◆ Exercise directions:
Will you quote all of the entries, word for word?

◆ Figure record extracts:
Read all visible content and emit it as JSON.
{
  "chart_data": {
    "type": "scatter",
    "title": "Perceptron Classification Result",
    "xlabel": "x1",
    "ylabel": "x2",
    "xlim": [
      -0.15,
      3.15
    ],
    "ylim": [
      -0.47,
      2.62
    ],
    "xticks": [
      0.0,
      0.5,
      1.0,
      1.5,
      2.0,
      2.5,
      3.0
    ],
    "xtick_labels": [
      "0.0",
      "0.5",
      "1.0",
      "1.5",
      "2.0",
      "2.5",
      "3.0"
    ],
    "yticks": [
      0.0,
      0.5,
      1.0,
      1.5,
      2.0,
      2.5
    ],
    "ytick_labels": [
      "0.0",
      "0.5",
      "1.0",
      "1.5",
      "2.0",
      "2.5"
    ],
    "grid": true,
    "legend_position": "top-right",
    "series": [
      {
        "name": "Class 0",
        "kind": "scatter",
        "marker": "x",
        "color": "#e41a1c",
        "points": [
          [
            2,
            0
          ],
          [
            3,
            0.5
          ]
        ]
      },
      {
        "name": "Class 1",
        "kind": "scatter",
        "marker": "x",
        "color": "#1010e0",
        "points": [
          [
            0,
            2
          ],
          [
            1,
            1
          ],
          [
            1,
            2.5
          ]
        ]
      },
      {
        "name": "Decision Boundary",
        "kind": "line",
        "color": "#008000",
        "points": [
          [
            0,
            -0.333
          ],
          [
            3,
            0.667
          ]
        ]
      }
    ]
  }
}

◆ Result:
Read all visible content and emit it as JSON.
{
  "chart_data": {
    "type": "scatter",
    "title": "Perceptron Classification Result",
    "xlabel": "x1",
    "ylabel": "x2",
    "xlim": [
      -0.15,
      3.15
    ],
    "ylim": [
      -0.47,
      2.62
    ],
    "xticks": [
      0.0,
      0.5,
      1.0,
      1.5,
      2.0,
      2.5,
      3.0
    ],
    "xtick_labels": [
      "0.0",
      "0.5",
      "1.0",
      "1.5",
      "2.0",
      "2.5",
      "3.0"
    ],
    "yticks": [
      0.0,
      0.5,
      1.0,
      1.5,
      2.0,
      2.5
    ],
    "ytick_labels": [
      "0.0",
      "0.5",
      "1.0",
      "1.5",
      "2.0",
      "2.5"
    ],
    "grid": true,
    "legend_position": "top-right",
    "series": [
      {
        "name": "Class 0",
        "kind": "scatter",
        "marker": "x",
        "color": "#e41a1c",
        "points": [
          [
            2,
            0
          ],
          [
            3,
            0.5
          ]
        ]
      },
      {
        "name": "Class 1",
        "kind": "scatter",
        "marker": "x",
        "color": "#1010e0",
        "points": [
          [
            0,
            2
          ],
          [
            1,
            1
          ],
          [
            1,
            2.5
          ]
        ]
      },
      {
        "name": "Decision Boundary",
        "kind": "line",
        "color": "#008000",
        "points": [
          [
            0,
            -0.333
          ],
          [
            3,
            0.667
          ]
        ]
      }
    ]
  }
}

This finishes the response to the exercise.